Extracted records
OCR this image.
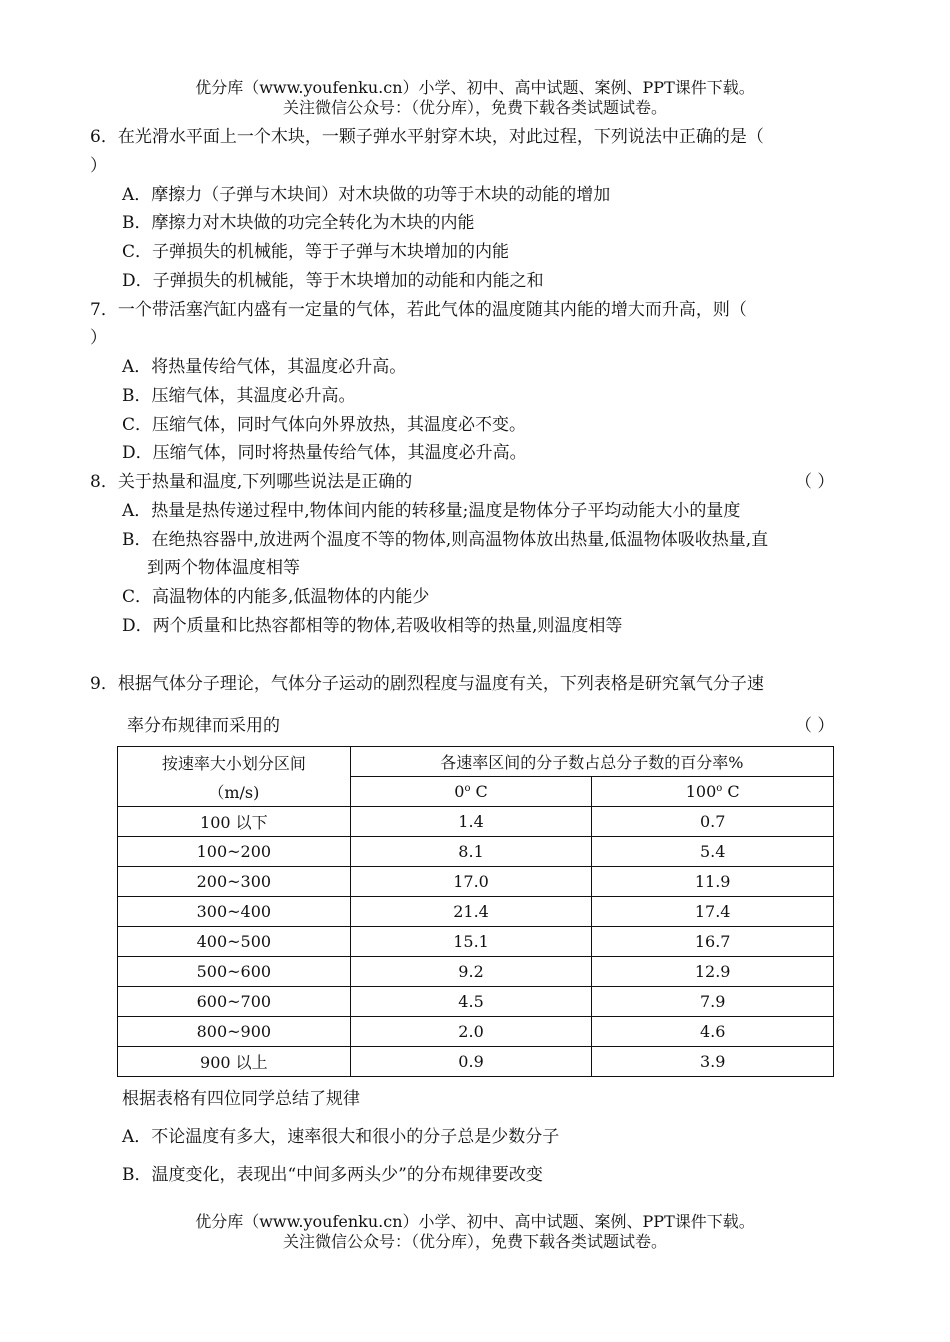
优分库（www.youfenku.cn）小学、初中、高中试题、案例、PPT课件下载。
关注微信公众号：（优分库），免费下载各类试题试卷。
6．在光滑水平面上一个木块，一颗子弹水平射穿木块，对此过程，下列说法中正确的是（
）
A．摩擦力（子弹与木块间）对木块做的功等于木块的动能的增加
B．摩擦力对木块做的功完全转化为木块的内能
C．子弹损失的机械能，等于子弹与木块增加的内能
D．子弹损失的机械能，等于木块增加的动能和内能之和
7．一个带活塞汽缸内盛有一定量的气体，若此气体的温度随其内能的增大而升高，则（
）
A．将热量传给气体，其温度必升高。
B．压缩气体，其温度必升高。
C．压缩气体，同时气体向外界放热，其温度必不变。
D．压缩气体，同时将热量传给气体，其温度必升高。
8．关于热量和温度,下列哪些说法是正确的	（ ）
A．热量是热传递过程中,物体间内能的转移量;温度是物体分子平均动能大小的量度
B．在绝热容器中,放进两个温度不等的物体,则高温物体放出热量,低温物体吸收热量,直
到两个物体温度相等
C．高温物体的内能多,低温物体的内能少
D．两个质量和比热容都相等的物体,若吸收相等的热量,则温度相等
9．根据气体分子理论，气体分子运动的剧烈程度与温度有关，下列表格是研究氧气分子速
率分布规律而采用的	（ ）
按速率大小划分区间
（m/s)	各速率区间的分子数占总分子数的百分率%	
	0$^o$ C	100$^o$ C
100 以下	1.4	0.7
100~200	8.1	5.4
200~300	17.0	11.9
300~400	21.4	17.4
400~500	15.1	16.7
500~600	9.2	12.9
600~700	4.5	7.9
800~900	2.0	4.6
900 以上	0.9	3.9
根据表格有四位同学总结了规律
A．不论温度有多大，速率很大和很小的分子总是少数分子
B．温度变化，表现出“中间多两头少”的分布规律要改变
优分库（www.youfenku.cn）小学、初中、高中试题、案例、PPT课件下载。
关注微信公众号：（优分库），免费下载各类试题试卷。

## Task statement
Search the lines above for the string "压缩气体" and copy each line that has it.

## Task solution
B．压缩气体，其温度必升高。
C．压缩气体，同时气体向外界放热，其温度必不变。
D．压缩气体，同时将热量传给气体，其温度必升高。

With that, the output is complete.